=== Stated exercise ===
Identify all lines of the data containing the string "tvoří" and copy them.

=== Recorded data ===

====

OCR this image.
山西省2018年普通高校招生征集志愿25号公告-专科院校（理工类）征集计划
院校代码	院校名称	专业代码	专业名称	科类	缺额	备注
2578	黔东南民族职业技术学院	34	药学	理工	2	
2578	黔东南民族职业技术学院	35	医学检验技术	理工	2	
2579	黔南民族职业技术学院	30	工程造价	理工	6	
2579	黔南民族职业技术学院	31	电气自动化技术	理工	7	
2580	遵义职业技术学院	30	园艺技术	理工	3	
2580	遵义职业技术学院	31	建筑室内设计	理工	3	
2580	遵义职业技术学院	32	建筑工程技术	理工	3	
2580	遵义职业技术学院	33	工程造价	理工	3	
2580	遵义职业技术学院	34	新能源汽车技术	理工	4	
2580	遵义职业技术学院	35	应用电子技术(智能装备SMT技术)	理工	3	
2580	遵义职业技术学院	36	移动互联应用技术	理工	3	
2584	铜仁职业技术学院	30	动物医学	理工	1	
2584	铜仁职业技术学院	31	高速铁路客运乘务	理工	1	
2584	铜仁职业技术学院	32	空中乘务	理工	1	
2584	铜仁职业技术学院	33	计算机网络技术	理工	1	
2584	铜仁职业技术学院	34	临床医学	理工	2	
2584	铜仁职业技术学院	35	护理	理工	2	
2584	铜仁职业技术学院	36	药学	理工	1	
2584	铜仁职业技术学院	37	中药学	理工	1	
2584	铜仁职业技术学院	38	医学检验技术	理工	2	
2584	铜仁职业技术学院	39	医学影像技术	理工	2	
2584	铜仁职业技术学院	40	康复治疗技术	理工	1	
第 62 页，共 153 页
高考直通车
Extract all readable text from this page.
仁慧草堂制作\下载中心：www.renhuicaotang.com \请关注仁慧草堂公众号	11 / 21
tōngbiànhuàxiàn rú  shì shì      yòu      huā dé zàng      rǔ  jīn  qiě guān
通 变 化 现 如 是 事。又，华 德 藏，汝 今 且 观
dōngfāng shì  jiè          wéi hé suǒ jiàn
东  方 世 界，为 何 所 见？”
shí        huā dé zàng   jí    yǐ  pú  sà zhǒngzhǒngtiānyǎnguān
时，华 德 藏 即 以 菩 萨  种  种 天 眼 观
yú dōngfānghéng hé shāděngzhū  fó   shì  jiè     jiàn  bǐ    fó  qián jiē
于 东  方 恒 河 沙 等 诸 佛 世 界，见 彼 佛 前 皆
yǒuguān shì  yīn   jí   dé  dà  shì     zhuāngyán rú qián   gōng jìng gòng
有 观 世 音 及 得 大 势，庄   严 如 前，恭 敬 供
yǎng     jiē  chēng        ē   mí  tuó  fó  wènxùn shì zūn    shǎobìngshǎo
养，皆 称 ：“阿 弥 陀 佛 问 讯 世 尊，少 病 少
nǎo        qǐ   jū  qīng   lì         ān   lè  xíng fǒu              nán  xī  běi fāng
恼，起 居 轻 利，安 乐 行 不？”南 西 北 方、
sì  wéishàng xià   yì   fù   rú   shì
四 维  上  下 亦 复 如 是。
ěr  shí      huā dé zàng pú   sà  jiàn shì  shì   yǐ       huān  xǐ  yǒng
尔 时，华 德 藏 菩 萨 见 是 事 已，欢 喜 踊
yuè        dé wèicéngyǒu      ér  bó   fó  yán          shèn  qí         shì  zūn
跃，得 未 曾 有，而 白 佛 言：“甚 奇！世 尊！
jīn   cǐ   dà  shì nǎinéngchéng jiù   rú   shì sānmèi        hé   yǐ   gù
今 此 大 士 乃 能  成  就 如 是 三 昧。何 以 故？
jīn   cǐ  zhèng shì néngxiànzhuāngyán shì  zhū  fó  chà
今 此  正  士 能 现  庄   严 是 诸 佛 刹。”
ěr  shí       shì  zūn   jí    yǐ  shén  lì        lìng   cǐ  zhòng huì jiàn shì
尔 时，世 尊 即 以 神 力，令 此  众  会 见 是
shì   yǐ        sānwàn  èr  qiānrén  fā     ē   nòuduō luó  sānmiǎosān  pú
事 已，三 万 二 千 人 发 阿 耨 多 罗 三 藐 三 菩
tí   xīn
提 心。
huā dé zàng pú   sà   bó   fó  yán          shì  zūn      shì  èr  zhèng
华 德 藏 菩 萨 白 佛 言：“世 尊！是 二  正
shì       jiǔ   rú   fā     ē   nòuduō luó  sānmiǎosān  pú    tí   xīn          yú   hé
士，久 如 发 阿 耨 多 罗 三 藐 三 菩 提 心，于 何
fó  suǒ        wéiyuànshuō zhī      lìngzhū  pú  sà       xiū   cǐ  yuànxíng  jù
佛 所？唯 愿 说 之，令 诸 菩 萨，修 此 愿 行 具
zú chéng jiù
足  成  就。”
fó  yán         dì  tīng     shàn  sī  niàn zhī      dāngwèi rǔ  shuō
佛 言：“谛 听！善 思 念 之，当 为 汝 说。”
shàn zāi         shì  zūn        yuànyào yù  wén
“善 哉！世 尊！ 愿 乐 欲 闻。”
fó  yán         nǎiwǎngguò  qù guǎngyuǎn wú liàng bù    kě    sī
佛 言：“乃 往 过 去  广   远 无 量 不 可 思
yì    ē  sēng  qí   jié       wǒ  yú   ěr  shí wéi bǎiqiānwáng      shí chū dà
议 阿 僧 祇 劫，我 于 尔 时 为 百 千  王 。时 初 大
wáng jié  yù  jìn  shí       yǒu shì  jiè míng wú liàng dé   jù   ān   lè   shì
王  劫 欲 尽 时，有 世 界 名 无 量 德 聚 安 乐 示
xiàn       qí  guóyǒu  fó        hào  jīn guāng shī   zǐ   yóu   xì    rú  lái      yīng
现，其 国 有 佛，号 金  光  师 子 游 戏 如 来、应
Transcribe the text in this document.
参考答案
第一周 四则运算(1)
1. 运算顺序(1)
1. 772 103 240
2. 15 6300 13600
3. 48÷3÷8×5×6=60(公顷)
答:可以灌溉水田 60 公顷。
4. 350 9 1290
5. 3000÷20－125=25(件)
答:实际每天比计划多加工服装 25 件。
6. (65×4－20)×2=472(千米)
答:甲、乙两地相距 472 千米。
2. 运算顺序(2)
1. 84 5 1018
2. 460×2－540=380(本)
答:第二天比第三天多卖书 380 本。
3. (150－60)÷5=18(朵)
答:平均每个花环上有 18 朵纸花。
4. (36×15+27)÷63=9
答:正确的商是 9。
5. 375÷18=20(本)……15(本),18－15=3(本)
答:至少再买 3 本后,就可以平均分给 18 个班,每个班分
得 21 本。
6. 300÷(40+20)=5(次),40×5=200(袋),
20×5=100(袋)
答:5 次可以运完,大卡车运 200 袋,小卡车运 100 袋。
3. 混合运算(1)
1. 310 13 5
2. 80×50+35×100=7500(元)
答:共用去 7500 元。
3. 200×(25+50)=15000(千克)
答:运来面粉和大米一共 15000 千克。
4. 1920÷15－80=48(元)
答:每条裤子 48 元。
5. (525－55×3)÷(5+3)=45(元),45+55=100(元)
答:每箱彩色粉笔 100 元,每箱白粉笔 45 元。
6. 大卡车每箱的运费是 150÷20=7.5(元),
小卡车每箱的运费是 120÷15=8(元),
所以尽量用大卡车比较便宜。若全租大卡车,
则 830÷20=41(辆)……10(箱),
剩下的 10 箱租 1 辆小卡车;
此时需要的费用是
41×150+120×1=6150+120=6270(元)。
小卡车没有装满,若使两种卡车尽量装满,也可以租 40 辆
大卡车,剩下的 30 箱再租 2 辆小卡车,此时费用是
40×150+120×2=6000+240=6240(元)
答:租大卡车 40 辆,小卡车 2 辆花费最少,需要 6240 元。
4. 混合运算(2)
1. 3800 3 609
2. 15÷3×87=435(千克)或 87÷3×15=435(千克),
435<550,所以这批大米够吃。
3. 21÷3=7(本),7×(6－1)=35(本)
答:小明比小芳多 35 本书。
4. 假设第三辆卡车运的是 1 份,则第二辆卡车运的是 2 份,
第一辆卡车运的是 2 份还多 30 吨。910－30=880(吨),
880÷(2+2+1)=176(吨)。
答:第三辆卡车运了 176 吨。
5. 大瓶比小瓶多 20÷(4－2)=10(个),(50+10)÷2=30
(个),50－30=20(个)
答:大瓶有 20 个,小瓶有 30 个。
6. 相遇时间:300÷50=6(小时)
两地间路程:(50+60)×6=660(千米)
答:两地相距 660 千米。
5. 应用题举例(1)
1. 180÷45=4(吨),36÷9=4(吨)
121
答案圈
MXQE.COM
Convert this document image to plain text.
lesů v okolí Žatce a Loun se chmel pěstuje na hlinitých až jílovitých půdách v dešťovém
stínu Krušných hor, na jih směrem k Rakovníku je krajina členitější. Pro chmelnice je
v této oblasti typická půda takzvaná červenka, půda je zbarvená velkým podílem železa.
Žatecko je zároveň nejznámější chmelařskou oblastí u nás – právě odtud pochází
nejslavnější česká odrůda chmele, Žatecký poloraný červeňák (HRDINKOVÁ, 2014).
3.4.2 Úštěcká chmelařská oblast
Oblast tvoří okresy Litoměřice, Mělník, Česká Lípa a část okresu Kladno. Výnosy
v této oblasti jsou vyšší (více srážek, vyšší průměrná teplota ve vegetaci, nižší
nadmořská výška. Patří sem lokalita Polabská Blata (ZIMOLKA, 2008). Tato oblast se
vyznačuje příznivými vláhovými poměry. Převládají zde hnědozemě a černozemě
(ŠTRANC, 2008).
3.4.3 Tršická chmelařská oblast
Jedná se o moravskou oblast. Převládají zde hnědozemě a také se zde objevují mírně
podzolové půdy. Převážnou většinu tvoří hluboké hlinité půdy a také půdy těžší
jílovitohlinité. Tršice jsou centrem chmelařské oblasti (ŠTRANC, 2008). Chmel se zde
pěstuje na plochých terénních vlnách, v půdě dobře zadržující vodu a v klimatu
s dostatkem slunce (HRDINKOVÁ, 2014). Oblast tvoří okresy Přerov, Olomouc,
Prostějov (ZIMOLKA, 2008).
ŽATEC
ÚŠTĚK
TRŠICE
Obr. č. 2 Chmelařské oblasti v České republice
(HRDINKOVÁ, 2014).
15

====

=== Answer for the task ===
Oblast tvoří okresy Litoměřice, Mělník, Česká Lípa a část okresu Kladno. Výnosy
podzolové půdy. Převážnou většinu tvoří hluboké hlinité půdy a také půdy těžší
s dostatkem slunce (HRDINKOVÁ, 2014). Oblast tvoří okresy Přerov, Olomouc,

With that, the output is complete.